WHAT THE EXERCISE ASKS
Pick out the lines containing "determinados".
━━━ INFORMATION GIVEN
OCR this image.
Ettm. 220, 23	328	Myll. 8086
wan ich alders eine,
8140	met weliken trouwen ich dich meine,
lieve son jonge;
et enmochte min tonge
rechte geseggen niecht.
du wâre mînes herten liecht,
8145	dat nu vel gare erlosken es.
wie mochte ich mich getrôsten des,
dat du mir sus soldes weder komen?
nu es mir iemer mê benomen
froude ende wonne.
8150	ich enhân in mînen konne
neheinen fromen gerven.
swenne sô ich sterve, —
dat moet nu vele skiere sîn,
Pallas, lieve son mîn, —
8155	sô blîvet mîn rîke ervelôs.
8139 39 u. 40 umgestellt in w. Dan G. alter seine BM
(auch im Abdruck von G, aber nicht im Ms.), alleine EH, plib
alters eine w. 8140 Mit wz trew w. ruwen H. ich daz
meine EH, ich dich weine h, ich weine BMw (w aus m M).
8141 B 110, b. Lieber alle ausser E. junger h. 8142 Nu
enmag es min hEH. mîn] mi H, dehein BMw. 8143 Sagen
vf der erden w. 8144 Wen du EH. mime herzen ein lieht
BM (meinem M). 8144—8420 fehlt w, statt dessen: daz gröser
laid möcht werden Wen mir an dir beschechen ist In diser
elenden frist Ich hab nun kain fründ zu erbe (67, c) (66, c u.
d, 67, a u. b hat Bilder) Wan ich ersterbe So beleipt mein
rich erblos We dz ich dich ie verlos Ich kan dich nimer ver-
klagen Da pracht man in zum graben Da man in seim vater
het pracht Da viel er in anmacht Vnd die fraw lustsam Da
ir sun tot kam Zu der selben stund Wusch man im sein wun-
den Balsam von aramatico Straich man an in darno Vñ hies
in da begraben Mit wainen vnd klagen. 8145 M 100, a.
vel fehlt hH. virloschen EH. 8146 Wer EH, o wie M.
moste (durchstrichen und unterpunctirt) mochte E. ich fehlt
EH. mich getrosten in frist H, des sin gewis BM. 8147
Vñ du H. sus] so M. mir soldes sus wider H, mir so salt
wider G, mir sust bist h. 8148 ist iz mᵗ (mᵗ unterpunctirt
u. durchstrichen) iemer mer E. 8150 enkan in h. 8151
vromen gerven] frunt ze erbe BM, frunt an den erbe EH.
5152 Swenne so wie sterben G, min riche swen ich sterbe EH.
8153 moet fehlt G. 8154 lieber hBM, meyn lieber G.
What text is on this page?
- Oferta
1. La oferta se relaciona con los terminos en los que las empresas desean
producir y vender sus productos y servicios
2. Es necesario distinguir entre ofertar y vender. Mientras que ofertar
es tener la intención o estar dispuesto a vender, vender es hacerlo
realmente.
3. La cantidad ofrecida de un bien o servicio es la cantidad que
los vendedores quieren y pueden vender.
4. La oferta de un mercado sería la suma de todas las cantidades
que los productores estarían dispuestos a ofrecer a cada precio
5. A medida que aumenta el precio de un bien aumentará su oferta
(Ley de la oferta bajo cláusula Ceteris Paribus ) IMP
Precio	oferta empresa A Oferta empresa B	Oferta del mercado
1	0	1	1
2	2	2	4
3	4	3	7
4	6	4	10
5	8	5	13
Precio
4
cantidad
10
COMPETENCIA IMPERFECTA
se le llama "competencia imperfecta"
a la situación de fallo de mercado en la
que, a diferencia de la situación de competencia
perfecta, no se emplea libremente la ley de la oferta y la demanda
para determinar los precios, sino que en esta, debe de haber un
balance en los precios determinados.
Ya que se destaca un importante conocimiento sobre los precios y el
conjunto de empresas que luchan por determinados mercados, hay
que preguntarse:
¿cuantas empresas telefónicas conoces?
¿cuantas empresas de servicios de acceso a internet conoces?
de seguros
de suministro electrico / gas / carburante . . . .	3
━━━━━━
TASK RESULT
balance en los precios determinados.
conjunto de empresas que luchan por determinados mercados, hay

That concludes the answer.